*Given request*
Provide an exact reproduction of every entry.

*Supplied data*
= = = = = = =

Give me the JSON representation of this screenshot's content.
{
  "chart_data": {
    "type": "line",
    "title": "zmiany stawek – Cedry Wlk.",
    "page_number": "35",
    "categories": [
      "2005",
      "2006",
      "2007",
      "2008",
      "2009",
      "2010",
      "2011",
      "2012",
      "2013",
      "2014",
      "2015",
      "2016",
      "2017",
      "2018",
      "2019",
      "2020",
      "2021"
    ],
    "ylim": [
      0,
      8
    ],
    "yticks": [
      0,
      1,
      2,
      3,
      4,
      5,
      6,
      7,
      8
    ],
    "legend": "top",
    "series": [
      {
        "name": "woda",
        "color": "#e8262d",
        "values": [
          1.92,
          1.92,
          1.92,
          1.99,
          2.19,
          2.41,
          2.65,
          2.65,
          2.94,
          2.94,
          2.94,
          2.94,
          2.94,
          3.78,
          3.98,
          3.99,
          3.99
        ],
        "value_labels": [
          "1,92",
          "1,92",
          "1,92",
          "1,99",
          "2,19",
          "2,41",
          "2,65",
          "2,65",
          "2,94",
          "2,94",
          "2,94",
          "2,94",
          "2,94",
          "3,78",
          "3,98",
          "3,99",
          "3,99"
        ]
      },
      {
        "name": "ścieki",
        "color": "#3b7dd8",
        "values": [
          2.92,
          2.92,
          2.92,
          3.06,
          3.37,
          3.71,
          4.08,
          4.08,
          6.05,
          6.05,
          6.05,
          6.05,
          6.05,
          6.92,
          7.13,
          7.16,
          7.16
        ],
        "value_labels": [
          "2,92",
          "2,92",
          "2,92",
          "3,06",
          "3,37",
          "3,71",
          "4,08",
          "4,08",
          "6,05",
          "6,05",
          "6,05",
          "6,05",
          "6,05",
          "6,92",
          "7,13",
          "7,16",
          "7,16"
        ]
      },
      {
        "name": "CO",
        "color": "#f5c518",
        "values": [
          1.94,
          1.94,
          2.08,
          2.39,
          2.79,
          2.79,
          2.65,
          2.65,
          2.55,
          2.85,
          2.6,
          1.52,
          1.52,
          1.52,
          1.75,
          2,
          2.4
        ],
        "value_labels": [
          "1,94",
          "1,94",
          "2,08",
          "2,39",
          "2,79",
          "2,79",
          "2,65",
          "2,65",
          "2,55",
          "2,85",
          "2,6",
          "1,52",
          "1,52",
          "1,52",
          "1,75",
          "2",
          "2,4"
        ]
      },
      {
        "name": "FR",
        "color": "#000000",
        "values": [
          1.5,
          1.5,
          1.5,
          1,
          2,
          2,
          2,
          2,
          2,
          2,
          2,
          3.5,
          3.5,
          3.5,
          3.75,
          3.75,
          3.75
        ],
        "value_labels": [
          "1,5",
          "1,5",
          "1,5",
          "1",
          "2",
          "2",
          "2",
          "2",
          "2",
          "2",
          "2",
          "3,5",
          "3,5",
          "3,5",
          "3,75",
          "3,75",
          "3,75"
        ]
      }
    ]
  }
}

= = = = = = =

*The output*
Give me the JSON representation of this screenshot's content.
{
  "chart_data": {
    "type": "line",
    "title": "zmiany stawek – Cedry Wlk.",
    "page_number": "35",
    "categories": [
      "2005",
      "2006",
      "2007",
      "2008",
      "2009",
      "2010",
      "2011",
      "2012",
      "2013",
      "2014",
      "2015",
      "2016",
      "2017",
      "2018",
      "2019",
      "2020",
      "2021"
    ],
    "ylim": [
      0,
      8
    ],
    "yticks": [
      0,
      1,
      2,
      3,
      4,
      5,
      6,
      7,
      8
    ],
    "legend": "top",
    "series": [
      {
        "name": "woda",
        "color": "#e8262d",
        "values": [
          1.92,
          1.92,
          1.92,
          1.99,
          2.19,
          2.41,
          2.65,
          2.65,
          2.94,
          2.94,
          2.94,
          2.94,
          2.94,
          3.78,
          3.98,
          3.99,
          3.99
        ],
        "value_labels": [
          "1,92",
          "1,92",
          "1,92",
          "1,99",
          "2,19",
          "2,41",
          "2,65",
          "2,65",
          "2,94",
          "2,94",
          "2,94",
          "2,94",
          "2,94",
          "3,78",
          "3,98",
          "3,99",
          "3,99"
        ]
      },
      {
        "name": "ścieki",
        "color": "#3b7dd8",
        "values": [
          2.92,
          2.92,
          2.92,
          3.06,
          3.37,
          3.71,
          4.08,
          4.08,
          6.05,
          6.05,
          6.05,
          6.05,
          6.05,
          6.92,
          7.13,
          7.16,
          7.16
        ],
        "value_labels": [
          "2,92",
          "2,92",
          "2,92",
          "3,06",
          "3,37",
          "3,71",
          "4,08",
          "4,08",
          "6,05",
          "6,05",
          "6,05",
          "6,05",
          "6,05",
          "6,92",
          "7,13",
          "7,16",
          "7,16"
        ]
      },
      {
        "name": "CO",
        "color": "#f5c518",
        "values": [
          1.94,
          1.94,
          2.08,
          2.39,
          2.79,
          2.79,
          2.65,
          2.65,
          2.55,
          2.85,
          2.6,
          1.52,
          1.52,
          1.52,
          1.75,
          2,
          2.4
        ],
        "value_labels": [
          "1,94",
          "1,94",
          "2,08",
          "2,39",
          "2,79",
          "2,79",
          "2,65",
          "2,65",
          "2,55",
          "2,85",
          "2,6",
          "1,52",
          "1,52",
          "1,52",
          "1,75",
          "2",
          "2,4"
        ]
      },
      {
        "name": "FR",
        "color": "#000000",
        "values": [
          1.5,
          1.5,
          1.5,
          1,
          2,
          2,
          2,
          2,
          2,
          2,
          2,
          3.5,
          3.5,
          3.5,
          3.75,
          3.75,
          3.75
        ],
        "value_labels": [
          "1,5",
          "1,5",
          "1,5",
          "1",
          "2",
          "2",
          "2",
          "2",
          "2",
          "2",
          "2",
          "3,5",
          "3,5",
          "3,5",
          "3,75",
          "3,75",
          "3,75"
        ]
      }
    ]
  }
}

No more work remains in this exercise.